------ THE RECORDS

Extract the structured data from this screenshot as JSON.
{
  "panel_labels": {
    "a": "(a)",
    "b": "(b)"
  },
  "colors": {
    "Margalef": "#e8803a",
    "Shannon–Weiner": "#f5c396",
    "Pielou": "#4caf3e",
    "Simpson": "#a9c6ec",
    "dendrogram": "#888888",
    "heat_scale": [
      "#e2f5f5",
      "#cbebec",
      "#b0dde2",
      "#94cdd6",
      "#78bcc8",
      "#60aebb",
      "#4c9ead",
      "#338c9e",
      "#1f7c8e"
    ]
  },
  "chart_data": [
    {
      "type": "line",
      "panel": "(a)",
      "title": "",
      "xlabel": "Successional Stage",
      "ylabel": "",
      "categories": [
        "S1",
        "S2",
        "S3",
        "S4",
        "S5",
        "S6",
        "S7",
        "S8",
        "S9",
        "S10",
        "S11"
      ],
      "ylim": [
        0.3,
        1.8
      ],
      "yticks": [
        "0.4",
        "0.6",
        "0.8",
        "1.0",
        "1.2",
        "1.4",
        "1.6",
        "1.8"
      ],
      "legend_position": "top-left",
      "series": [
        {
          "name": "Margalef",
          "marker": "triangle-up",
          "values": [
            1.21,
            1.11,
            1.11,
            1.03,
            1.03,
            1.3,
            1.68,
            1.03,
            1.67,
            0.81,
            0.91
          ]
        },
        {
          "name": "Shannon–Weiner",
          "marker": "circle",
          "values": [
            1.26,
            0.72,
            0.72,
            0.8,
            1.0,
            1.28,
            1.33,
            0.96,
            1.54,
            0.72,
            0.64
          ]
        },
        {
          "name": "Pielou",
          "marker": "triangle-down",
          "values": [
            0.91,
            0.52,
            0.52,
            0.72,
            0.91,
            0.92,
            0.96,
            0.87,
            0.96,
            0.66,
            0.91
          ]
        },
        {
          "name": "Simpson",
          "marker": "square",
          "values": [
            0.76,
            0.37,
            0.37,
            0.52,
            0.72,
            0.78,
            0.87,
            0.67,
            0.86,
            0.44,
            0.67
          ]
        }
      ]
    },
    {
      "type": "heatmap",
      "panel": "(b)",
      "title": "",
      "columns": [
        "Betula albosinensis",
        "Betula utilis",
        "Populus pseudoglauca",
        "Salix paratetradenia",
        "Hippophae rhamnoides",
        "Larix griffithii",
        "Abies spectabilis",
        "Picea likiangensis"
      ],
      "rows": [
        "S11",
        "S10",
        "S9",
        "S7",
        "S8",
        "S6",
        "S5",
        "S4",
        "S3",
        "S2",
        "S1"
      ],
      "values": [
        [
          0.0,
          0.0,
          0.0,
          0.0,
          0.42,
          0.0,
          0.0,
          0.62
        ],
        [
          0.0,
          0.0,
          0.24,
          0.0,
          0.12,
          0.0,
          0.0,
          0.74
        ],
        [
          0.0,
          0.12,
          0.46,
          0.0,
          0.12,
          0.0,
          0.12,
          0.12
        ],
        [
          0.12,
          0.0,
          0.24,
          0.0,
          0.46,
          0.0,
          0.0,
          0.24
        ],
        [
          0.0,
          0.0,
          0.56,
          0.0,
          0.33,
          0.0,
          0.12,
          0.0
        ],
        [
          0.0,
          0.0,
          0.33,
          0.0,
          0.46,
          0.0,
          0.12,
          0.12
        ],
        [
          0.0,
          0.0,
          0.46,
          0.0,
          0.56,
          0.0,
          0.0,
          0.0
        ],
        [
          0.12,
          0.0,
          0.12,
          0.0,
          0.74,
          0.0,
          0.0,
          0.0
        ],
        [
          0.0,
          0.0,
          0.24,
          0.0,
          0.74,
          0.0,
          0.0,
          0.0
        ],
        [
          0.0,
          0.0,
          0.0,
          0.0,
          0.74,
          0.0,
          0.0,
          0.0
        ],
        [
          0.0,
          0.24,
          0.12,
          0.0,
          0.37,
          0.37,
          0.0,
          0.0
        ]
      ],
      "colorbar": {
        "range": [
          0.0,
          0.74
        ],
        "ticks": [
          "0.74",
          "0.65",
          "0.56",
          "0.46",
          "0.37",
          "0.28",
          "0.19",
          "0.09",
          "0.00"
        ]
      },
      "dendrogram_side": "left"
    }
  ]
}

------------

▶ [YOUR OBJECTIVE] Repeat all of the records above exactly as they appear.

▶ [THE REPLY]
Extract the structured data from this screenshot as JSON.
{
  "panel_labels": {
    "a": "(a)",
    "b": "(b)"
  },
  "colors": {
    "Margalef": "#e8803a",
    "Shannon–Weiner": "#f5c396",
    "Pielou": "#4caf3e",
    "Simpson": "#a9c6ec",
    "dendrogram": "#888888",
    "heat_scale": [
      "#e2f5f5",
      "#cbebec",
      "#b0dde2",
      "#94cdd6",
      "#78bcc8",
      "#60aebb",
      "#4c9ead",
      "#338c9e",
      "#1f7c8e"
    ]
  },
  "chart_data": [
    {
      "type": "line",
      "panel": "(a)",
      "title": "",
      "xlabel": "Successional Stage",
      "ylabel": "",
      "categories": [
        "S1",
        "S2",
        "S3",
        "S4",
        "S5",
        "S6",
        "S7",
        "S8",
        "S9",
        "S10",
        "S11"
      ],
      "ylim": [
        0.3,
        1.8
      ],
      "yticks": [
        "0.4",
        "0.6",
        "0.8",
        "1.0",
        "1.2",
        "1.4",
        "1.6",
        "1.8"
      ],
      "legend_position": "top-left",
      "series": [
        {
          "name": "Margalef",
          "marker": "triangle-up",
          "values": [
            1.21,
            1.11,
            1.11,
            1.03,
            1.03,
            1.3,
            1.68,
            1.03,
            1.67,
            0.81,
            0.91
          ]
        },
        {
          "name": "Shannon–Weiner",
          "marker": "circle",
          "values": [
            1.26,
            0.72,
            0.72,
            0.8,
            1.0,
            1.28,
            1.33,
            0.96,
            1.54,
            0.72,
            0.64
          ]
        },
        {
          "name": "Pielou",
          "marker": "triangle-down",
          "values": [
            0.91,
            0.52,
            0.52,
            0.72,
            0.91,
            0.92,
            0.96,
            0.87,
            0.96,
            0.66,
            0.91
          ]
        },
        {
          "name": "Simpson",
          "marker": "square",
          "values": [
            0.76,
            0.37,
            0.37,
            0.52,
            0.72,
            0.78,
            0.87,
            0.67,
            0.86,
            0.44,
            0.67
          ]
        }
      ]
    },
    {
      "type": "heatmap",
      "panel": "(b)",
      "title": "",
      "columns": [
        "Betula albosinensis",
        "Betula utilis",
        "Populus pseudoglauca",
        "Salix paratetradenia",
        "Hippophae rhamnoides",
        "Larix griffithii",
        "Abies spectabilis",
        "Picea likiangensis"
      ],
      "rows": [
        "S11",
        "S10",
        "S9",
        "S7",
        "S8",
        "S6",
        "S5",
        "S4",
        "S3",
        "S2",
        "S1"
      ],
      "values": [
        [
          0.0,
          0.0,
          0.0,
          0.0,
          0.42,
          0.0,
          0.0,
          0.62
        ],
        [
          0.0,
          0.0,
          0.24,
          0.0,
          0.12,
          0.0,
          0.0,
          0.74
        ],
        [
          0.0,
          0.12,
          0.46,
          0.0,
          0.12,
          0.0,
          0.12,
          0.12
        ],
        [
          0.12,
          0.0,
          0.24,
          0.0,
          0.46,
          0.0,
          0.0,
          0.24
        ],
        [
          0.0,
          0.0,
          0.56,
          0.0,
          0.33,
          0.0,
          0.12,
          0.0
        ],
        [
          0.0,
          0.0,
          0.33,
          0.0,
          0.46,
          0.0,
          0.12,
          0.12
        ],
        [
          0.0,
          0.0,
          0.46,
          0.0,
          0.56,
          0.0,
          0.0,
          0.0
        ],
        [
          0.12,
          0.0,
          0.12,
          0.0,
          0.74,
          0.0,
          0.0,
          0.0
        ],
        [
          0.0,
          0.0,
          0.24,
          0.0,
          0.74,
          0.0,
          0.0,
          0.0
        ],
        [
          0.0,
          0.0,
          0.0,
          0.0,
          0.74,
          0.0,
          0.0,
          0.0
        ],
        [
          0.0,
          0.24,
          0.12,
          0.0,
          0.37,
          0.37,
          0.0,
          0.0
        ]
      ],
      "colorbar": {
        "range": [
          0.0,
          0.74
        ],
        "ticks": [
          "0.74",
          "0.65",
          "0.56",
          "0.46",
          "0.37",
          "0.28",
          "0.19",
          "0.09",
          "0.00"
        ]
      },
      "dendrogram_side": "left"
    }
  ]
}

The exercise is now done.